--- Exercise goal ---
Locate all lines with the word "감사합니다". Copy them.

-- Begin --

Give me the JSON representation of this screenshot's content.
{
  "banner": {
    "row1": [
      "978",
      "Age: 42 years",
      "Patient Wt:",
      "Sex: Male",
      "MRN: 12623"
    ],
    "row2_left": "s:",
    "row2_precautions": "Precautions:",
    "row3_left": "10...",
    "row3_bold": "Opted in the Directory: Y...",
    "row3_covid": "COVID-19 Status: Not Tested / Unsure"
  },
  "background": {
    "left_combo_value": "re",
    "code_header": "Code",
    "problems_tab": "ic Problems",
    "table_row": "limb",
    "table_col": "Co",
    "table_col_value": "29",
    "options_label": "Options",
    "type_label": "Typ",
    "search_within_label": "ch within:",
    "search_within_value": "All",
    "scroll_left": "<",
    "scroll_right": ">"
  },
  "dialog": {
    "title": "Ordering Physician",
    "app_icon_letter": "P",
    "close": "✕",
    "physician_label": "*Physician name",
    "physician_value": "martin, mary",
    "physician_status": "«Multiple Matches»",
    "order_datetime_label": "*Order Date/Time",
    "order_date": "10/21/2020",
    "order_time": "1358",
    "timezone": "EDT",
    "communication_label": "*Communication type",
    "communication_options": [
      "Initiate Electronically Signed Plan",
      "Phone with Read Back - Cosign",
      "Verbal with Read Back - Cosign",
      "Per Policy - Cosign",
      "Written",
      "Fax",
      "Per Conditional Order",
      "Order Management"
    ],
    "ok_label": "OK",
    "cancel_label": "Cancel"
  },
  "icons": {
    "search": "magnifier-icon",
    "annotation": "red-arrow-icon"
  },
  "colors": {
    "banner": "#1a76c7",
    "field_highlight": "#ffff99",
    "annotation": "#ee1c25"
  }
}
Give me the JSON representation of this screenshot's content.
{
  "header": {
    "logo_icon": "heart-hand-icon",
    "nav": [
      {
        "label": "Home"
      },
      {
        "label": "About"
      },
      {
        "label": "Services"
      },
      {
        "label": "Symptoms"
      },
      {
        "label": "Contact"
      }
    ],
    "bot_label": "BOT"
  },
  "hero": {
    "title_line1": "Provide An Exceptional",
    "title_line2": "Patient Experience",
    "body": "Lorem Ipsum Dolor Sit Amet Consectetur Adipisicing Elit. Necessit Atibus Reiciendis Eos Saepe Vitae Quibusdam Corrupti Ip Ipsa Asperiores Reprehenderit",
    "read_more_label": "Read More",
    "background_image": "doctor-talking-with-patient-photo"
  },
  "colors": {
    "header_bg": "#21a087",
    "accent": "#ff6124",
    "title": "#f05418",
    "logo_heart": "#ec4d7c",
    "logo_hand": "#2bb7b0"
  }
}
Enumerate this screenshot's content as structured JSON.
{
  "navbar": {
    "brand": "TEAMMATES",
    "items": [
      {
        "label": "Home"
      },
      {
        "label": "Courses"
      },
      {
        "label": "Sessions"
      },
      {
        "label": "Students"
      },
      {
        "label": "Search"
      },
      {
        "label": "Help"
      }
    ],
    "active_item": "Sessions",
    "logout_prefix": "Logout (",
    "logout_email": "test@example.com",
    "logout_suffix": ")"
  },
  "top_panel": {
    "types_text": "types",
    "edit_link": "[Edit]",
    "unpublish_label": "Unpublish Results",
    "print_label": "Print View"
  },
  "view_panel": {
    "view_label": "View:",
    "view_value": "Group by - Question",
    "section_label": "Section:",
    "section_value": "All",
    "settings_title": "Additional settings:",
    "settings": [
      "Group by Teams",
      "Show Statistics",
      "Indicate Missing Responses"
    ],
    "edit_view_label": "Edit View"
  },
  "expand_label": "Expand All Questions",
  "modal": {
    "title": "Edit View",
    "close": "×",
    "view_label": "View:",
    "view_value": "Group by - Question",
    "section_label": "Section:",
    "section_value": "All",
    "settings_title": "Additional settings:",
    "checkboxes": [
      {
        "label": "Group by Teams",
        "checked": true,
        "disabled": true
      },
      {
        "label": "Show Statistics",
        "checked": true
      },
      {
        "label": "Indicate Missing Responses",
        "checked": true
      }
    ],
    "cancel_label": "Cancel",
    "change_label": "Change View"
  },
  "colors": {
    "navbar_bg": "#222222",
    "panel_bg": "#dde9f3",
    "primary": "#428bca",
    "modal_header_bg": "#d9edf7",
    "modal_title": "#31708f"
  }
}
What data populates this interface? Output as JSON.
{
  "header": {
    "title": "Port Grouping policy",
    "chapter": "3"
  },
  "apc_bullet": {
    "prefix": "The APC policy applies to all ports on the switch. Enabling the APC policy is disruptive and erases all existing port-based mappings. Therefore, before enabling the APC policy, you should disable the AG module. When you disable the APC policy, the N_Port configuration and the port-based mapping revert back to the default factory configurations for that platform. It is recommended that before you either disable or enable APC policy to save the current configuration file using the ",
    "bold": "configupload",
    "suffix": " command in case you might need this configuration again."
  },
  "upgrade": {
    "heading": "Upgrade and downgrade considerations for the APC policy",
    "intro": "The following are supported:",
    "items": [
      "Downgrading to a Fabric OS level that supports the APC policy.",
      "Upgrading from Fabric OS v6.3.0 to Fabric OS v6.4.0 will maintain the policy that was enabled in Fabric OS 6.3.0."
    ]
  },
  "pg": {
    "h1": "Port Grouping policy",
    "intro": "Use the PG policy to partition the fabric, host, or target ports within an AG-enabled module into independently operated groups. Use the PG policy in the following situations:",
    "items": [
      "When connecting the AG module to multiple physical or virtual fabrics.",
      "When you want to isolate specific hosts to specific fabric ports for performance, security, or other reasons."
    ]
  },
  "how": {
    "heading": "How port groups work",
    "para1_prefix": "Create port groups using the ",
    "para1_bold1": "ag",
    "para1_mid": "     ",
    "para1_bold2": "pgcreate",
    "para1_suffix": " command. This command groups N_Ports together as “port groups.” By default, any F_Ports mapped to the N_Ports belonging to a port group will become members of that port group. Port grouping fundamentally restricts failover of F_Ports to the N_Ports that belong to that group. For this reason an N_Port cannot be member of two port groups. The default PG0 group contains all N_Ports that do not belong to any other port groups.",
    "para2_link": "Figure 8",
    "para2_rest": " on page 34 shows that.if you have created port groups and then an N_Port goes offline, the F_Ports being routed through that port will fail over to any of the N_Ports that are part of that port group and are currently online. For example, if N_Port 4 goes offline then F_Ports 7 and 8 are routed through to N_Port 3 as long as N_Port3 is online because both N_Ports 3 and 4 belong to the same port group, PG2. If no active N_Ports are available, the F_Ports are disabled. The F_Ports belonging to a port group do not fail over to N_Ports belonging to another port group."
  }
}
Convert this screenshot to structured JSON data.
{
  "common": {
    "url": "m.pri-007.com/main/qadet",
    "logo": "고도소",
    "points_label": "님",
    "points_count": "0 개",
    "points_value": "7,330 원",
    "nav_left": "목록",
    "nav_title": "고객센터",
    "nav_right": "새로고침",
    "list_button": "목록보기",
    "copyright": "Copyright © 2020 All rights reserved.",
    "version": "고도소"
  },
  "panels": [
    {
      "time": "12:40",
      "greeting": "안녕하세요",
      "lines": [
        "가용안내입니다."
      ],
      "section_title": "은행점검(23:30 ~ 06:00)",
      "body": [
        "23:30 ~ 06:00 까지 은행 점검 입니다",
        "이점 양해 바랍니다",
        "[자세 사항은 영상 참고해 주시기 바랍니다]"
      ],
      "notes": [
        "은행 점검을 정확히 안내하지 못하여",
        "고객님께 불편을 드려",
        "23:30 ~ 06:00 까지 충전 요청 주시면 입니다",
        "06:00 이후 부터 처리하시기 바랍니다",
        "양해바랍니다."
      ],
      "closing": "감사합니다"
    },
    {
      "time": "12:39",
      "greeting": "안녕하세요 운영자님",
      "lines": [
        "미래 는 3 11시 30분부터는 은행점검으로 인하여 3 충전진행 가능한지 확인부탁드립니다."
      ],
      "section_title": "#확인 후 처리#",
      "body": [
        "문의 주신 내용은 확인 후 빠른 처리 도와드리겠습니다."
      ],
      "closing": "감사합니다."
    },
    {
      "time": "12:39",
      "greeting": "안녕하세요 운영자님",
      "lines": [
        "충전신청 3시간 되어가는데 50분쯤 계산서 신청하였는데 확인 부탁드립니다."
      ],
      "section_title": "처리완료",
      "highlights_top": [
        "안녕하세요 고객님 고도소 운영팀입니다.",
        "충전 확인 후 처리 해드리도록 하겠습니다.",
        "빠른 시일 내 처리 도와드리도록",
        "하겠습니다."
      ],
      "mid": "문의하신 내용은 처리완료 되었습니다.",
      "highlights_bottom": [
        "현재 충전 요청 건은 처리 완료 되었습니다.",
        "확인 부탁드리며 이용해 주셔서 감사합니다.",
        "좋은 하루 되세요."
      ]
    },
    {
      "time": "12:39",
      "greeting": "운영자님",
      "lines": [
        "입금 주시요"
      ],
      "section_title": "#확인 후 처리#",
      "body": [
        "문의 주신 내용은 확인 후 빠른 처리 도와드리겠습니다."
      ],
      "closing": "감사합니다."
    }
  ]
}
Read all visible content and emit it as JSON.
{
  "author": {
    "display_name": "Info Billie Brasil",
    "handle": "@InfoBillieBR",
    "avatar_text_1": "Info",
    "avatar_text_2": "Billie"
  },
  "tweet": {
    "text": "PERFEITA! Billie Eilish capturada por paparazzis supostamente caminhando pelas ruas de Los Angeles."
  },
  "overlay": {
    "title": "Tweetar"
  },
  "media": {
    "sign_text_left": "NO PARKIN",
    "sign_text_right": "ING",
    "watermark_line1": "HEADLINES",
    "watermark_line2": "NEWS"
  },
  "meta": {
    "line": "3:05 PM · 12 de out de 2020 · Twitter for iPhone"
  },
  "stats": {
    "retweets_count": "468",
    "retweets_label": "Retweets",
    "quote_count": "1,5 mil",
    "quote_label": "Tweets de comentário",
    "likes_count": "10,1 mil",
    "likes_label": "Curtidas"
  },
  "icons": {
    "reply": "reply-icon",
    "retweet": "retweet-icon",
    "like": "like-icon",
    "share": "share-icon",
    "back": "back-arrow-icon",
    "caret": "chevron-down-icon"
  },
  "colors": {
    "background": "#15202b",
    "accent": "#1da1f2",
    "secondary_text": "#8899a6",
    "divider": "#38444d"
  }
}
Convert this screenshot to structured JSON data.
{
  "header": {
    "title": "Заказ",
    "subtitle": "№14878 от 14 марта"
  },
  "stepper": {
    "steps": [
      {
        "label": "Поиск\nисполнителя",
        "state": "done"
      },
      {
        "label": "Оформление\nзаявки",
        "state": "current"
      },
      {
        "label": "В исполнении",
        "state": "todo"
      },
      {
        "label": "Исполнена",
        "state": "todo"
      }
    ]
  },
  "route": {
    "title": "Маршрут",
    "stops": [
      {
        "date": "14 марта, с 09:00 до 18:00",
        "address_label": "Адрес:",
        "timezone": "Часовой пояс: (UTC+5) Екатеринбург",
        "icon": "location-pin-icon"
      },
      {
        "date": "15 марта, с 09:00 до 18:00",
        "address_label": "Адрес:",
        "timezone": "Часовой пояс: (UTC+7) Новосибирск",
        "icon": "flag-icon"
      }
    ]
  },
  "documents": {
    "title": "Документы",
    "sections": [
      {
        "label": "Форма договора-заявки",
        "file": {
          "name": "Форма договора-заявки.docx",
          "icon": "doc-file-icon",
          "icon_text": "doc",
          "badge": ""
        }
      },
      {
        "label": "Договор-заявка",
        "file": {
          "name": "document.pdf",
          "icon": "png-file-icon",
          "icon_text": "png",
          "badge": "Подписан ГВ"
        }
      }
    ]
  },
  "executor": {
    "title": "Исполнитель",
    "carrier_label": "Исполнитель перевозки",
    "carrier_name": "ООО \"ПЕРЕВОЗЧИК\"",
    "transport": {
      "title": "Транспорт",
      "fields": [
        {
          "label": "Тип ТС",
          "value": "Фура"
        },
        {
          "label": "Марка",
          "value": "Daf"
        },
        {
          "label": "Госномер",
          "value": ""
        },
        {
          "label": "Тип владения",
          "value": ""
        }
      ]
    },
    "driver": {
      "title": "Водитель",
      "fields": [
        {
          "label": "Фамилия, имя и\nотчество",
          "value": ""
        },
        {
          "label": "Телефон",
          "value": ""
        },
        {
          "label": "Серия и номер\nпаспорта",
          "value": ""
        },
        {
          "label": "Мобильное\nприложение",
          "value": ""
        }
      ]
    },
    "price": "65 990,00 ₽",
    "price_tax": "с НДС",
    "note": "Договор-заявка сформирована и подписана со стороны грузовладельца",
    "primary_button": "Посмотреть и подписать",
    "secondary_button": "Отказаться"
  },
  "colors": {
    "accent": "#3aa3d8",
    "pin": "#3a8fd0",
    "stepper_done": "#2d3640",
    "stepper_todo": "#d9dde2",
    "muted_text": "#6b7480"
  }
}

-- End --

--- Correct answer ---
      "closing": "감사합니다"
      "closing": "감사합니다."
        "확인 부탁드리며 이용해 주셔서 감사합니다.",
      "closing": "감사합니다."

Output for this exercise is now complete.